[Part of a data file]
****************************************
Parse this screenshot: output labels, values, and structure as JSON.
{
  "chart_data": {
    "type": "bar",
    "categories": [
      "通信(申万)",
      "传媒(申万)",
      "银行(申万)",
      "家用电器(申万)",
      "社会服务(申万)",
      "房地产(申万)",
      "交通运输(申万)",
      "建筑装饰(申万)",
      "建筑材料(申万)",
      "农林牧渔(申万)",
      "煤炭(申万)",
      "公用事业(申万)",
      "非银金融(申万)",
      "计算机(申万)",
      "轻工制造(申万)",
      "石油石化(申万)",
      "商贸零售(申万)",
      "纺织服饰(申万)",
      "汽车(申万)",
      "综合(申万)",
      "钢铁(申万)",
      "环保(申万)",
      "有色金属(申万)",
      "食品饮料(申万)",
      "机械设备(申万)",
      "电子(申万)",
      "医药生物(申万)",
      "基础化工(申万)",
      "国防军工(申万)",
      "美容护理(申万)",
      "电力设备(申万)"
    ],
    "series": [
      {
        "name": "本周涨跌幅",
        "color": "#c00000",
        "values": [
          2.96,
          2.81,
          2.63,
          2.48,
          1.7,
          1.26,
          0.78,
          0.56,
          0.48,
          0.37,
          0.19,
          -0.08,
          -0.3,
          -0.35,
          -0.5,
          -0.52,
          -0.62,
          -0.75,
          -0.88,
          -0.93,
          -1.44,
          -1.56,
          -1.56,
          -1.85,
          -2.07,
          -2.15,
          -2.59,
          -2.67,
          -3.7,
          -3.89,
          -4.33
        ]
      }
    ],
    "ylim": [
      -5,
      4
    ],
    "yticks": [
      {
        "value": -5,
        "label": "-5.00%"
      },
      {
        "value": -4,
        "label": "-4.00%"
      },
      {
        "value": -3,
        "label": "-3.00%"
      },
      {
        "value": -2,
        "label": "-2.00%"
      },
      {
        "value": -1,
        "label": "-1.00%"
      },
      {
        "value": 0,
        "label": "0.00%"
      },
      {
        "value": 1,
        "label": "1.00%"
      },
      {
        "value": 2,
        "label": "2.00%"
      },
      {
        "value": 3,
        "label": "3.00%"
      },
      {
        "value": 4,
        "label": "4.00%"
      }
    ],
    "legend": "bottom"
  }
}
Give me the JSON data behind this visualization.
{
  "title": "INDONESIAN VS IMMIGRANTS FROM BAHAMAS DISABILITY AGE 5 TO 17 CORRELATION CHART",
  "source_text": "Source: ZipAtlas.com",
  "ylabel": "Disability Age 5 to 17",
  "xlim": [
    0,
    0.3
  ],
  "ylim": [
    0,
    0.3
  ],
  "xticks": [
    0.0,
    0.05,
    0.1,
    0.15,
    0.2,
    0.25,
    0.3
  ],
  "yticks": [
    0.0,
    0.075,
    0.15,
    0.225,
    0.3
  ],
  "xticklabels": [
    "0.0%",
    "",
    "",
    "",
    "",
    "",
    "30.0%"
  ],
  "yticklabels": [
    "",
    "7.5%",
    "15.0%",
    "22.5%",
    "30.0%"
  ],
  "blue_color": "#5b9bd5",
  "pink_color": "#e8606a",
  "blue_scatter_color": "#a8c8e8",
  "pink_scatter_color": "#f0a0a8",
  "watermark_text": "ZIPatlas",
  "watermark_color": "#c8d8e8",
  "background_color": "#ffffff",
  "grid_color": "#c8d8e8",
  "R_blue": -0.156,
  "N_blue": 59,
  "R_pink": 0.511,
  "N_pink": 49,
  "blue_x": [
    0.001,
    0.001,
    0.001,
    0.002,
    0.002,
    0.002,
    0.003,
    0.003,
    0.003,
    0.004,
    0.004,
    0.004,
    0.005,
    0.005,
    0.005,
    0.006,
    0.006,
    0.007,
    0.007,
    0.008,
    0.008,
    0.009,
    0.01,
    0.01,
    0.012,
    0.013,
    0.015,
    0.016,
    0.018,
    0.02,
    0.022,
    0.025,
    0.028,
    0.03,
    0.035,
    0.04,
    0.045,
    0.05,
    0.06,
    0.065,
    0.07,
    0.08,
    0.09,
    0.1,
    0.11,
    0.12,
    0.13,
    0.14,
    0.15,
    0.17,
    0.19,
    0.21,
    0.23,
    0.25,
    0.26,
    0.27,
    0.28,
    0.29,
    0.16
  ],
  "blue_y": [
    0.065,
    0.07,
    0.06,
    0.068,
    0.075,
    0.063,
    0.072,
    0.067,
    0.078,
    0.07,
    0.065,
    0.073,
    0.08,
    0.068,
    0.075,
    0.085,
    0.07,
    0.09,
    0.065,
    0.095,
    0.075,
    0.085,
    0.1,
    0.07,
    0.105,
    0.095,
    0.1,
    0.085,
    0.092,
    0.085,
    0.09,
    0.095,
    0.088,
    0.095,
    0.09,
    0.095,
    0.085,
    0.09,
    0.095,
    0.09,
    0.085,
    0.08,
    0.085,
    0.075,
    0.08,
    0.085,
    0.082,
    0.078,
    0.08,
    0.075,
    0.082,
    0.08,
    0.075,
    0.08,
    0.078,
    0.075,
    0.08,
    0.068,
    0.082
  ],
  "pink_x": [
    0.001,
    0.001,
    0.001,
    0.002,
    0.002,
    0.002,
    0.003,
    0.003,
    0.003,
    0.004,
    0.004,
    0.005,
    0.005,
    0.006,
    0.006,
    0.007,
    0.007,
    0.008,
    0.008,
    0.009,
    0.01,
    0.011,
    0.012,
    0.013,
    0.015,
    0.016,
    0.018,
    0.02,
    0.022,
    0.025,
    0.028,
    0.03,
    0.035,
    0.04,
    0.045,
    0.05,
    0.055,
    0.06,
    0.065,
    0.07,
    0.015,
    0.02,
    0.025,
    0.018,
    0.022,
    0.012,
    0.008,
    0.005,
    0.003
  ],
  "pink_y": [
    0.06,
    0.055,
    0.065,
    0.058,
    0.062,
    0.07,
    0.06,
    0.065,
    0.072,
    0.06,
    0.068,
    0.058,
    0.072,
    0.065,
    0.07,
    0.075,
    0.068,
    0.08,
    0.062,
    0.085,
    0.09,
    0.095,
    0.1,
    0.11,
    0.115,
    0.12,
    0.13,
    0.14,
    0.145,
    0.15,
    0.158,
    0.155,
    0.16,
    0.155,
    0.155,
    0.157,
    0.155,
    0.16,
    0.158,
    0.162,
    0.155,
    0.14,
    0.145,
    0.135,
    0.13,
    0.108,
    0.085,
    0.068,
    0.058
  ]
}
****************************************
STATED PROBLEM: Reply with nothing but the number of lines that contain the word "values".

ANSWER FOR THE TASK: 2